* Problem *
Quote all of the data below exactly, please.

-------- Records for processing --------

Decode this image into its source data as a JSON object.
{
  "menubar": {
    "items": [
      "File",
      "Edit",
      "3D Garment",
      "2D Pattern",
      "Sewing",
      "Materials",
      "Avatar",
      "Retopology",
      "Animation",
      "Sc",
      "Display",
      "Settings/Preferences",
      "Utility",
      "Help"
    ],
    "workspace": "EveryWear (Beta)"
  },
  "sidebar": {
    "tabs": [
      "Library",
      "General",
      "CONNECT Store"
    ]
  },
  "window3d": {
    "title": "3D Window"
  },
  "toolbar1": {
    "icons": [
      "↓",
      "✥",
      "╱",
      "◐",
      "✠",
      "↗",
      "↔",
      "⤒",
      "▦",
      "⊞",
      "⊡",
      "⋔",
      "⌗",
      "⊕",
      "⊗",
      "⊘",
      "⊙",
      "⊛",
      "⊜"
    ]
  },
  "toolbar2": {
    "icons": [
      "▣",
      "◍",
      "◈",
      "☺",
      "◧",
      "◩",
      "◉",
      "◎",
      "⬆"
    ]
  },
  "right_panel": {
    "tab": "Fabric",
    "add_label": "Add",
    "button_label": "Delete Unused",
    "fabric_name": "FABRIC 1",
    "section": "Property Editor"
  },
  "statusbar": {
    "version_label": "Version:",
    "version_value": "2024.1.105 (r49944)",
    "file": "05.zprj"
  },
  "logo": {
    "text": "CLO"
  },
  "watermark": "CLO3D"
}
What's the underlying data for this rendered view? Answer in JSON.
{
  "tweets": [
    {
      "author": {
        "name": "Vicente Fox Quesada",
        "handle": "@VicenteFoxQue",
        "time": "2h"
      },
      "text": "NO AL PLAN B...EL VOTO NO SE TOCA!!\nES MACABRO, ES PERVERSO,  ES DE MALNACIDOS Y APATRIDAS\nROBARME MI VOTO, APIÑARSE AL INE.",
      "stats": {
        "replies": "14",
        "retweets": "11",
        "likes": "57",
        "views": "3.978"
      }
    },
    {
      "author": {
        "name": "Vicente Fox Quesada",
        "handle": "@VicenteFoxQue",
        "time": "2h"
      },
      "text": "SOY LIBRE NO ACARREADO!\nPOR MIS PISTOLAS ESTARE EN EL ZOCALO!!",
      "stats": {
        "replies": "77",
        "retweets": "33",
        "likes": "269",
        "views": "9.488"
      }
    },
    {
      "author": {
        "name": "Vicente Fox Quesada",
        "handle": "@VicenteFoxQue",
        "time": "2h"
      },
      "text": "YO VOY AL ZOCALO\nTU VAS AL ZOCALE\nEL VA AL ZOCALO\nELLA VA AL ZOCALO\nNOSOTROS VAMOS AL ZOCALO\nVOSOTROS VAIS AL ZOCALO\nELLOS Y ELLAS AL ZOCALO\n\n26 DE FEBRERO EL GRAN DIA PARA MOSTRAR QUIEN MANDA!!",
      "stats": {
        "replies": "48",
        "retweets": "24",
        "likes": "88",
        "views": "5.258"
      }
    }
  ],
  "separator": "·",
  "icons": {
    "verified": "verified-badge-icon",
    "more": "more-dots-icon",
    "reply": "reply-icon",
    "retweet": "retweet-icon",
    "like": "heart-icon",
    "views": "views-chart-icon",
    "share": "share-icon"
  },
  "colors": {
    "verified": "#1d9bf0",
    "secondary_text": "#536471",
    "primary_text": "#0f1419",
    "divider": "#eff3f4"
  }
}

--------

* Written response *
Decode this image into its source data as a JSON object.
{
  "menubar": {
    "items": [
      "File",
      "Edit",
      "3D Garment",
      "2D Pattern",
      "Sewing",
      "Materials",
      "Avatar",
      "Retopology",
      "Animation",
      "Sc",
      "Display",
      "Settings/Preferences",
      "Utility",
      "Help"
    ],
    "workspace": "EveryWear (Beta)"
  },
  "sidebar": {
    "tabs": [
      "Library",
      "General",
      "CONNECT Store"
    ]
  },
  "window3d": {
    "title": "3D Window"
  },
  "toolbar1": {
    "icons": [
      "↓",
      "✥",
      "╱",
      "◐",
      "✠",
      "↗",
      "↔",
      "⤒",
      "▦",
      "⊞",
      "⊡",
      "⋔",
      "⌗",
      "⊕",
      "⊗",
      "⊘",
      "⊙",
      "⊛",
      "⊜"
    ]
  },
  "toolbar2": {
    "icons": [
      "▣",
      "◍",
      "◈",
      "☺",
      "◧",
      "◩",
      "◉",
      "◎",
      "⬆"
    ]
  },
  "right_panel": {
    "tab": "Fabric",
    "add_label": "Add",
    "button_label": "Delete Unused",
    "fabric_name": "FABRIC 1",
    "section": "Property Editor"
  },
  "statusbar": {
    "version_label": "Version:",
    "version_value": "2024.1.105 (r49944)",
    "file": "05.zprj"
  },
  "logo": {
    "text": "CLO"
  },
  "watermark": "CLO3D"
}
What's the underlying data for this rendered view? Answer in JSON.
{
  "tweets": [
    {
      "author": {
        "name": "Vicente Fox Quesada",
        "handle": "@VicenteFoxQue",
        "time": "2h"
      },
      "text": "NO AL PLAN B...EL VOTO NO SE TOCA!!\nES MACABRO, ES PERVERSO,  ES DE MALNACIDOS Y APATRIDAS\nROBARME MI VOTO, APIÑARSE AL INE.",
      "stats": {
        "replies": "14",
        "retweets": "11",
        "likes": "57",
        "views": "3.978"
      }
    },
    {
      "author": {
        "name": "Vicente Fox Quesada",
        "handle": "@VicenteFoxQue",
        "time": "2h"
      },
      "text": "SOY LIBRE NO ACARREADO!\nPOR MIS PISTOLAS ESTARE EN EL ZOCALO!!",
      "stats": {
        "replies": "77",
        "retweets": "33",
        "likes": "269",
        "views": "9.488"
      }
    },
    {
      "author": {
        "name": "Vicente Fox Quesada",
        "handle": "@VicenteFoxQue",
        "time": "2h"
      },
      "text": "YO VOY AL ZOCALO\nTU VAS AL ZOCALE\nEL VA AL ZOCALO\nELLA VA AL ZOCALO\nNOSOTROS VAMOS AL ZOCALO\nVOSOTROS VAIS AL ZOCALO\nELLOS Y ELLAS AL ZOCALO\n\n26 DE FEBRERO EL GRAN DIA PARA MOSTRAR QUIEN MANDA!!",
      "stats": {
        "replies": "48",
        "retweets": "24",
        "likes": "88",
        "views": "5.258"
      }
    }
  ],
  "separator": "·",
  "icons": {
    "verified": "verified-badge-icon",
    "more": "more-dots-icon",
    "reply": "reply-icon",
    "retweet": "retweet-icon",
    "like": "heart-icon",
    "views": "views-chart-icon",
    "share": "share-icon"
  },
  "colors": {
    "verified": "#1d9bf0",
    "secondary_text": "#536471",
    "primary_text": "#0f1419",
    "divider": "#eff3f4"
  }
}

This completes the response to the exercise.